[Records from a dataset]
--- start ---
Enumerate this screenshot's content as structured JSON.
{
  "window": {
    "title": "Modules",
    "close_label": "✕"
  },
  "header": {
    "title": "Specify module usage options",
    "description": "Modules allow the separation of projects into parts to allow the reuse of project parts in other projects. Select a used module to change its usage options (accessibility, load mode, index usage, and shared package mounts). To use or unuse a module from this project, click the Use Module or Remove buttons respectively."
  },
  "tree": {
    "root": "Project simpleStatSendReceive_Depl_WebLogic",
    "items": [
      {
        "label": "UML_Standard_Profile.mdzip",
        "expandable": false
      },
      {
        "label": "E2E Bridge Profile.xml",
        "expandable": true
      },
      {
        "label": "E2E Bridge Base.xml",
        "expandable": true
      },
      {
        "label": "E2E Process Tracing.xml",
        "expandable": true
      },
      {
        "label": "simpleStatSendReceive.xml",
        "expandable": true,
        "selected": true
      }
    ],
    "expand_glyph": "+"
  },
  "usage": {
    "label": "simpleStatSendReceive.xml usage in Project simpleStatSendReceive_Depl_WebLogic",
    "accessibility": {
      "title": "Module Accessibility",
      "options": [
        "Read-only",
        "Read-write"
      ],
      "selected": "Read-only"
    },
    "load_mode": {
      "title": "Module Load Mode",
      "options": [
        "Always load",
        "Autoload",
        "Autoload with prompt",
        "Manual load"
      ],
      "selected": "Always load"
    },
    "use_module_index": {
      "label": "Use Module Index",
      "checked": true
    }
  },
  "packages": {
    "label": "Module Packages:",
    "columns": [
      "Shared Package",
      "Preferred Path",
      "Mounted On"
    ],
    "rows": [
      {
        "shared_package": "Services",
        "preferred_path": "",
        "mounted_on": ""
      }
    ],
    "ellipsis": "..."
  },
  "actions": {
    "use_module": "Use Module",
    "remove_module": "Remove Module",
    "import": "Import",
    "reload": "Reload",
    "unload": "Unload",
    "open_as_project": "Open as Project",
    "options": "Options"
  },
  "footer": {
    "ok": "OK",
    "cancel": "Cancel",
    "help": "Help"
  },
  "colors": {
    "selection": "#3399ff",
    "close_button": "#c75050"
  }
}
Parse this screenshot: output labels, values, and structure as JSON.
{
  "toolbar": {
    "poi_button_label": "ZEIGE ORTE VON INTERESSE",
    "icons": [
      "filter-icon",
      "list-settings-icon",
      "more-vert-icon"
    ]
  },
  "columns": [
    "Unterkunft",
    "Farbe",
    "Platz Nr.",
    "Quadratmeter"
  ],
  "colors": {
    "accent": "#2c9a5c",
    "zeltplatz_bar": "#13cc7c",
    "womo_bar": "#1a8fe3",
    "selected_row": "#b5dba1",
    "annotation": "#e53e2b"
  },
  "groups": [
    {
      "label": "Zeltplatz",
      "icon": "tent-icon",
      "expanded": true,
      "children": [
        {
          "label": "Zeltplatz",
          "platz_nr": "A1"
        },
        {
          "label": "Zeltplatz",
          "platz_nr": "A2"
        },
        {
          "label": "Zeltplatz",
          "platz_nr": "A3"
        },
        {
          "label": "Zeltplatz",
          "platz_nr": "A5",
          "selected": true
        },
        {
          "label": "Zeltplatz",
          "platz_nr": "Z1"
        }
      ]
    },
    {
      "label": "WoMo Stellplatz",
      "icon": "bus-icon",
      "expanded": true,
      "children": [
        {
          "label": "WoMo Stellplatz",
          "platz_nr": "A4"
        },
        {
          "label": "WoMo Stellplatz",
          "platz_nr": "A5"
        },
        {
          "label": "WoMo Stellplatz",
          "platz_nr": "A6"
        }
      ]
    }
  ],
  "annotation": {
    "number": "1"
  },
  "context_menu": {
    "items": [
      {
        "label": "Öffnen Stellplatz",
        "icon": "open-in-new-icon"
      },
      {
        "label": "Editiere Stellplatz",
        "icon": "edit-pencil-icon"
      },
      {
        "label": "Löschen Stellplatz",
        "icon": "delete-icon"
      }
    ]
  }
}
--- end ---
REQUIRED TASK: Find the word "options" in the data and copy out each line where it turns up.

RESPONSE BELOW:
    "title": "Specify module usage options",
    "description": "Modules allow the separation of projects into parts to allow the reuse of project parts in other projects. Select a used module to change its usage options (accessibility, load mode, index usage, and shared package mounts). To use or unuse a module from this project, click the Use Module or Remove buttons respectively."
      "options": [
      "options": [
    "options": "Options"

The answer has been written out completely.